Written instruction:
Repeat the listing exactly as given, omitting every image.

Dataset records:
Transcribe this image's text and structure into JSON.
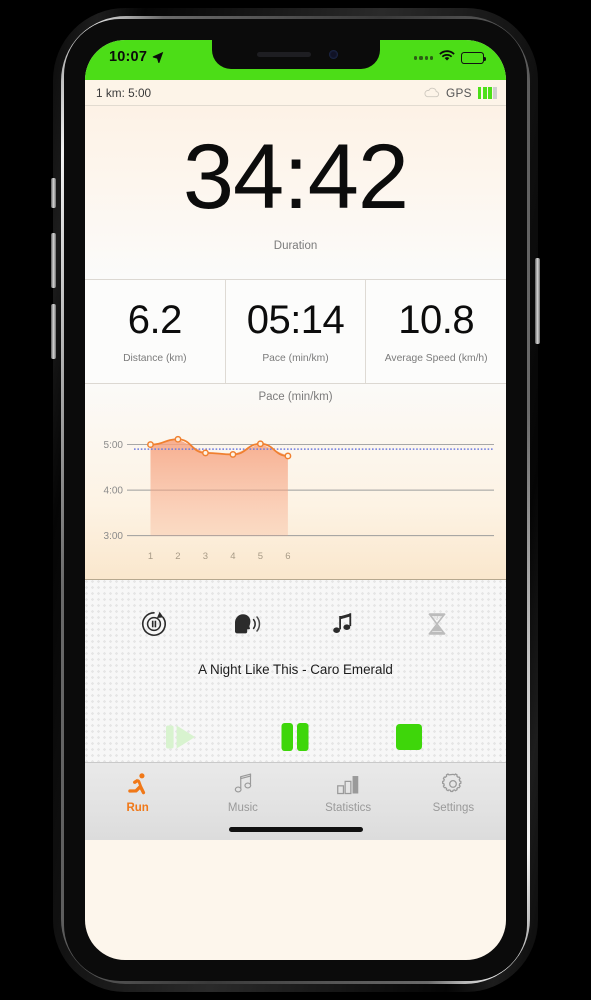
{
  "status_bar": {
    "time": "10:07",
    "location_icon": "location-arrow-icon",
    "wifi_icon": "wifi-icon",
    "battery_icon": "battery-full-icon",
    "background_color": "#4cdd17"
  },
  "sub_header": {
    "target_pace": "1 km: 5:00",
    "cloud_icon": "cloud-icon",
    "gps_label": "GPS",
    "gps_bars_total": 4,
    "gps_bars_active": 3
  },
  "duration": {
    "value": "34:42",
    "label": "Duration"
  },
  "stats": [
    {
      "value": "6.2",
      "label": "Distance (km)"
    },
    {
      "value": "05:14",
      "label": "Pace (min/km)"
    },
    {
      "value": "10.8",
      "label": "Average Speed (km/h)"
    }
  ],
  "chart_data": {
    "type": "line",
    "title": "Pace (min/km)",
    "xlabel": "",
    "ylabel": "",
    "x": [
      1,
      2,
      3,
      4,
      5,
      6
    ],
    "categories": [
      "1",
      "2",
      "3",
      "4",
      "5",
      "6"
    ],
    "values": [
      300,
      307,
      289,
      287,
      301,
      285
    ],
    "value_labels": [
      "5:00",
      "5:07",
      "4:49",
      "4:47",
      "5:01",
      "4:45"
    ],
    "series": [
      {
        "name": "Pace",
        "values": [
          300,
          307,
          289,
          287,
          301,
          285
        ]
      }
    ],
    "target_line": {
      "label": "5:00",
      "value": 294,
      "style": "dotted",
      "color": "#6c7ae0"
    },
    "ytick_labels": [
      "5:00",
      "4:00",
      "3:00"
    ],
    "ytick_values": [
      300,
      240,
      180
    ],
    "ylim": [
      170,
      330
    ],
    "xlim": [
      0.4,
      13.5
    ],
    "grid": true,
    "legend": "none",
    "line_color": "#f08030",
    "fill_color": "#f6a27f",
    "marker": "open-circle"
  },
  "controls": {
    "icons": [
      {
        "name": "auto-pause-icon",
        "label": "Auto Pause",
        "enabled": true
      },
      {
        "name": "voice-feedback-icon",
        "label": "Voice Feedback",
        "enabled": true
      },
      {
        "name": "music-note-icon",
        "label": "Music",
        "enabled": true
      },
      {
        "name": "hourglass-timer-icon",
        "label": "Interval Timer",
        "enabled": false
      }
    ],
    "song_title": "A Night Like This - Caro Emerald",
    "transport": [
      {
        "name": "resume-button",
        "icon": "resume-icon",
        "enabled": false,
        "color": "#d8f3cf"
      },
      {
        "name": "pause-button",
        "icon": "pause-icon",
        "enabled": true,
        "color": "#3ed60a"
      },
      {
        "name": "stop-button",
        "icon": "stop-icon",
        "enabled": true,
        "color": "#3ed60a"
      }
    ]
  },
  "tab_bar": {
    "active_color": "#f07818",
    "inactive_color": "#9a9a9a",
    "items": [
      {
        "label": "Run",
        "icon": "running-person-icon",
        "active": true
      },
      {
        "label": "Music",
        "icon": "music-notes-icon",
        "active": false
      },
      {
        "label": "Statistics",
        "icon": "bar-chart-icon",
        "active": false
      },
      {
        "label": "Settings",
        "icon": "gear-icon",
        "active": false
      }
    ]
  }
}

Finished answer:
Transcribe this image's text and structure into JSON.
{
  "status_bar": {
    "time": "10:07",
    "location_icon": "location-arrow-icon",
    "wifi_icon": "wifi-icon",
    "battery_icon": "battery-full-icon",
    "background_color": "#4cdd17"
  },
  "sub_header": {
    "target_pace": "1 km: 5:00",
    "cloud_icon": "cloud-icon",
    "gps_label": "GPS",
    "gps_bars_total": 4,
    "gps_bars_active": 3
  },
  "duration": {
    "value": "34:42",
    "label": "Duration"
  },
  "stats": [
    {
      "value": "6.2",
      "label": "Distance (km)"
    },
    {
      "value": "05:14",
      "label": "Pace (min/km)"
    },
    {
      "value": "10.8",
      "label": "Average Speed (km/h)"
    }
  ],
  "chart_data": {
    "type": "line",
    "title": "Pace (min/km)",
    "xlabel": "",
    "ylabel": "",
    "x": [
      1,
      2,
      3,
      4,
      5,
      6
    ],
    "categories": [
      "1",
      "2",
      "3",
      "4",
      "5",
      "6"
    ],
    "values": [
      300,
      307,
      289,
      287,
      301,
      285
    ],
    "value_labels": [
      "5:00",
      "5:07",
      "4:49",
      "4:47",
      "5:01",
      "4:45"
    ],
    "series": [
      {
        "name": "Pace",
        "values": [
          300,
          307,
          289,
          287,
          301,
          285
        ]
      }
    ],
    "target_line": {
      "label": "5:00",
      "value": 294,
      "style": "dotted",
      "color": "#6c7ae0"
    },
    "ytick_labels": [
      "5:00",
      "4:00",
      "3:00"
    ],
    "ytick_values": [
      300,
      240,
      180
    ],
    "ylim": [
      170,
      330
    ],
    "xlim": [
      0.4,
      13.5
    ],
    "grid": true,
    "legend": "none",
    "line_color": "#f08030",
    "fill_color": "#f6a27f",
    "marker": "open-circle"
  },
  "controls": {
    "icons": [
      {
        "name": "auto-pause-icon",
        "label": "Auto Pause",
        "enabled": true
      },
      {
        "name": "voice-feedback-icon",
        "label": "Voice Feedback",
        "enabled": true
      },
      {
        "name": "music-note-icon",
        "label": "Music",
        "enabled": true
      },
      {
        "name": "hourglass-timer-icon",
        "label": "Interval Timer",
        "enabled": false
      }
    ],
    "song_title": "A Night Like This - Caro Emerald",
    "transport": [
      {
        "name": "resume-button",
        "icon": "resume-icon",
        "enabled": false,
        "color": "#d8f3cf"
      },
      {
        "name": "pause-button",
        "icon": "pause-icon",
        "enabled": true,
        "color": "#3ed60a"
      },
      {
        "name": "stop-button",
        "icon": "stop-icon",
        "enabled": true,
        "color": "#3ed60a"
      }
    ]
  },
  "tab_bar": {
    "active_color": "#f07818",
    "inactive_color": "#9a9a9a",
    "items": [
      {
        "label": "Run",
        "icon": "running-person-icon",
        "active": true
      },
      {
        "label": "Music",
        "icon": "music-notes-icon",
        "active": false
      },
      {
        "label": "Statistics",
        "icon": "bar-chart-icon",
        "active": false
      },
      {
        "label": "Settings",
        "icon": "gear-icon",
        "active": false
      }
    ]
  }
}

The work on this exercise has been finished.